§ **The exercise**
Go through the entries below, tally each line with the string "Fitness", and give the final number by itself.

§ **Dataset**

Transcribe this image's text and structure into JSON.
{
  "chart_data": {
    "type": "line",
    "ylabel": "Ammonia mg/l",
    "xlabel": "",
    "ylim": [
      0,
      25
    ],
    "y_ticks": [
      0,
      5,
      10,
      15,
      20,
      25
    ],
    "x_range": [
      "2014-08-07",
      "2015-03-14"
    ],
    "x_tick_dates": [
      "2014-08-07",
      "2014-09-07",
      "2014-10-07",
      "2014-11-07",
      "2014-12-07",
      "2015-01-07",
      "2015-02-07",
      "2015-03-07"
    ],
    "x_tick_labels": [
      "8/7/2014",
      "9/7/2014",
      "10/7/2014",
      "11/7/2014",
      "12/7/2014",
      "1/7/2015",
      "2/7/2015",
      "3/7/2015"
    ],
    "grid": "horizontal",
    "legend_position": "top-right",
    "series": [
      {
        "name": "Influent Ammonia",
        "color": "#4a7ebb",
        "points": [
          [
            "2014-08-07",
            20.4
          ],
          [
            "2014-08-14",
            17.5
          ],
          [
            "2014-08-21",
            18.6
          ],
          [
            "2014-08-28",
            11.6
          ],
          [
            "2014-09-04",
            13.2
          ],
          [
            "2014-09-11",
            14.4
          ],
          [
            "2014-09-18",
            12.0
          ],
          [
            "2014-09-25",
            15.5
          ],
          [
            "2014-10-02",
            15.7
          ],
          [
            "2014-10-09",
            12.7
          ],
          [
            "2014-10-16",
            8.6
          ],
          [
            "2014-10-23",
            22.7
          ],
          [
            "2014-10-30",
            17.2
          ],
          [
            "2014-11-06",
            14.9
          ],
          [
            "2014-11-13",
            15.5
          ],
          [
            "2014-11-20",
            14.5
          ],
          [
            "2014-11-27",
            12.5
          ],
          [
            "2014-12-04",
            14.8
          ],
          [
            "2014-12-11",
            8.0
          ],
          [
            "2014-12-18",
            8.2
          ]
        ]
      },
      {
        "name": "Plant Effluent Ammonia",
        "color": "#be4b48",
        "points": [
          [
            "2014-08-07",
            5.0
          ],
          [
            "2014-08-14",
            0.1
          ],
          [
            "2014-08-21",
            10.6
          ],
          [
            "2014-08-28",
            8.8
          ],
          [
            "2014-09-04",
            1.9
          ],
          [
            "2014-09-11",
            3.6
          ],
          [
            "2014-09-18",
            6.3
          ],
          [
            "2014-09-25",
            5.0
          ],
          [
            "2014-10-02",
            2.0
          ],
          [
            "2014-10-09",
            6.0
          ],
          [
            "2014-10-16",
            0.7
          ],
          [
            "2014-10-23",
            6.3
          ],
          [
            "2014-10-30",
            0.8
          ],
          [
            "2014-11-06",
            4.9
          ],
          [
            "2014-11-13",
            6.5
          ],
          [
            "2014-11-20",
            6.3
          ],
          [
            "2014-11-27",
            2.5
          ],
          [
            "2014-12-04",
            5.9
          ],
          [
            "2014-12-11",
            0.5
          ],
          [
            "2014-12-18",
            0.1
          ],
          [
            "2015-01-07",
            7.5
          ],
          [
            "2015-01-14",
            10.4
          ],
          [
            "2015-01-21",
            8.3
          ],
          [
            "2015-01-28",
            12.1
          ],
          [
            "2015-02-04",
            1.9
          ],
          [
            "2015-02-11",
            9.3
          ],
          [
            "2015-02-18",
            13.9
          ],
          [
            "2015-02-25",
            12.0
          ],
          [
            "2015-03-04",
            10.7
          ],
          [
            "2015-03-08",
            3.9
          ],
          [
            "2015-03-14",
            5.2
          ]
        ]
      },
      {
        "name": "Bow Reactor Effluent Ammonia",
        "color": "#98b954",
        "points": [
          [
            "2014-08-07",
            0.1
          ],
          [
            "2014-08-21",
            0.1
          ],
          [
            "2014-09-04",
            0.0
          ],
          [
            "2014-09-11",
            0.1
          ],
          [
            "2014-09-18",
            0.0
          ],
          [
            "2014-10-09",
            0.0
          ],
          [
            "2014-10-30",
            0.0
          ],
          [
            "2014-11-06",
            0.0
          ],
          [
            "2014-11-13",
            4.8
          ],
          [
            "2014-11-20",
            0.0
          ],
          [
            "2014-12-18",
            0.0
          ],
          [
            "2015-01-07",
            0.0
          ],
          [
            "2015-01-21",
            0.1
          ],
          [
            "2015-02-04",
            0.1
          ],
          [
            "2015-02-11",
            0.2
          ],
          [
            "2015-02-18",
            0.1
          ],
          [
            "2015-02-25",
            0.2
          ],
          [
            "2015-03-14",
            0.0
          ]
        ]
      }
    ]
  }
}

---

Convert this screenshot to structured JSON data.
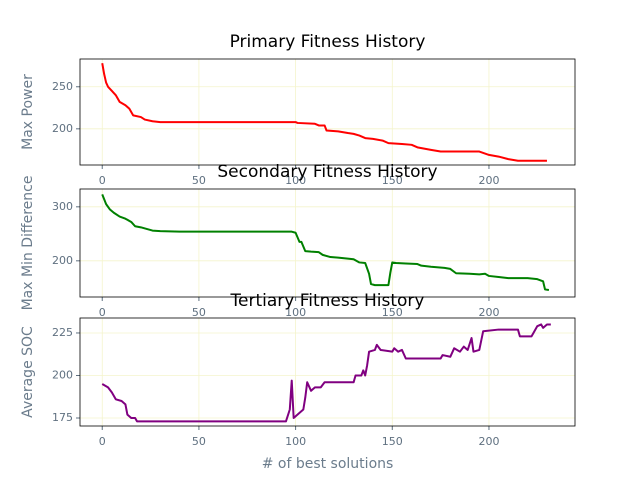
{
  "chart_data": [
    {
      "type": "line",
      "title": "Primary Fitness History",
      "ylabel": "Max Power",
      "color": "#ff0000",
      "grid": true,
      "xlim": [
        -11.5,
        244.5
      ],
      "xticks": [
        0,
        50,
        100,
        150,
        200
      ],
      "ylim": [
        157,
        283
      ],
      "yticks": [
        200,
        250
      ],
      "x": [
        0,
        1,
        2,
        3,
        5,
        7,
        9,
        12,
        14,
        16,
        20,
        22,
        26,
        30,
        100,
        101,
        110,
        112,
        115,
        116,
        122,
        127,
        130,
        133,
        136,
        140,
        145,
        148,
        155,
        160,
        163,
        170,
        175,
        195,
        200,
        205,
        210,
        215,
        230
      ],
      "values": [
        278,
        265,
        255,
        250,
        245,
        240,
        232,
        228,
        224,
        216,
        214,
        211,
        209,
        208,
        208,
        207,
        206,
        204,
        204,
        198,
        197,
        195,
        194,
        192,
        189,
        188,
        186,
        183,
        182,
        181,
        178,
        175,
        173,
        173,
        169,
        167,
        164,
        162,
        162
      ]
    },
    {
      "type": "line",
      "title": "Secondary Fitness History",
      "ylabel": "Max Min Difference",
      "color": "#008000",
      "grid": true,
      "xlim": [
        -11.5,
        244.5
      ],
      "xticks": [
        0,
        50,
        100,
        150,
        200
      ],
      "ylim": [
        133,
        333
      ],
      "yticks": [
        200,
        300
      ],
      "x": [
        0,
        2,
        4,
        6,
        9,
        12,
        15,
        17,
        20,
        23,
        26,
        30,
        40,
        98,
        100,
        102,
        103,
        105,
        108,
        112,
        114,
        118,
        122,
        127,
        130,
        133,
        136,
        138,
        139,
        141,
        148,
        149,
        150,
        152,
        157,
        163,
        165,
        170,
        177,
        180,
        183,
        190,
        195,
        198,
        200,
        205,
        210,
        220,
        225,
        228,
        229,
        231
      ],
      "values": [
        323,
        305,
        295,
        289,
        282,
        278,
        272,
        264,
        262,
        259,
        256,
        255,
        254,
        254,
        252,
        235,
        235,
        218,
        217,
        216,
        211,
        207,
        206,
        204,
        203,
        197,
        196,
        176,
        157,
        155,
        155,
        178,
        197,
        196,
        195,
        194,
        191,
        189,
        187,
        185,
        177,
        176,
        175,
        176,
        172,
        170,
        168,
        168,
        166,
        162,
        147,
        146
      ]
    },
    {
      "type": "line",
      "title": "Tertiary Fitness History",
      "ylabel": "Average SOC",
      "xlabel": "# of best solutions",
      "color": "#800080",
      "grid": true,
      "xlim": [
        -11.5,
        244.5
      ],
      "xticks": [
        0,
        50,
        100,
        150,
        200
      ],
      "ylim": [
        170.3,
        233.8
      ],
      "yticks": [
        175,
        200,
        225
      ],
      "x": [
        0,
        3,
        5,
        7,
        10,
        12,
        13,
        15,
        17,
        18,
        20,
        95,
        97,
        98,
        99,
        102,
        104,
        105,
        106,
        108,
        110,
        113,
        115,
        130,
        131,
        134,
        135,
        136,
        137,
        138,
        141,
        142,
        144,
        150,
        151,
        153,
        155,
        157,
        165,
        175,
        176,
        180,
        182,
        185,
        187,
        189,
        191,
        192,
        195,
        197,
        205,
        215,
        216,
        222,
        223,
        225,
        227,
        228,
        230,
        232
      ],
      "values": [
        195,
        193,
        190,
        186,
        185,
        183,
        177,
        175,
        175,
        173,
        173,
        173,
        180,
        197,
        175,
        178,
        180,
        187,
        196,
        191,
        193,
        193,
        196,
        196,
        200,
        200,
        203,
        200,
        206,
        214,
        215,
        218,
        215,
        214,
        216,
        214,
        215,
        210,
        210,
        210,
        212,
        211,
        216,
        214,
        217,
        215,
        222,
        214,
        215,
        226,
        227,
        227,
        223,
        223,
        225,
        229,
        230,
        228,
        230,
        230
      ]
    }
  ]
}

§ **Result of the task**
3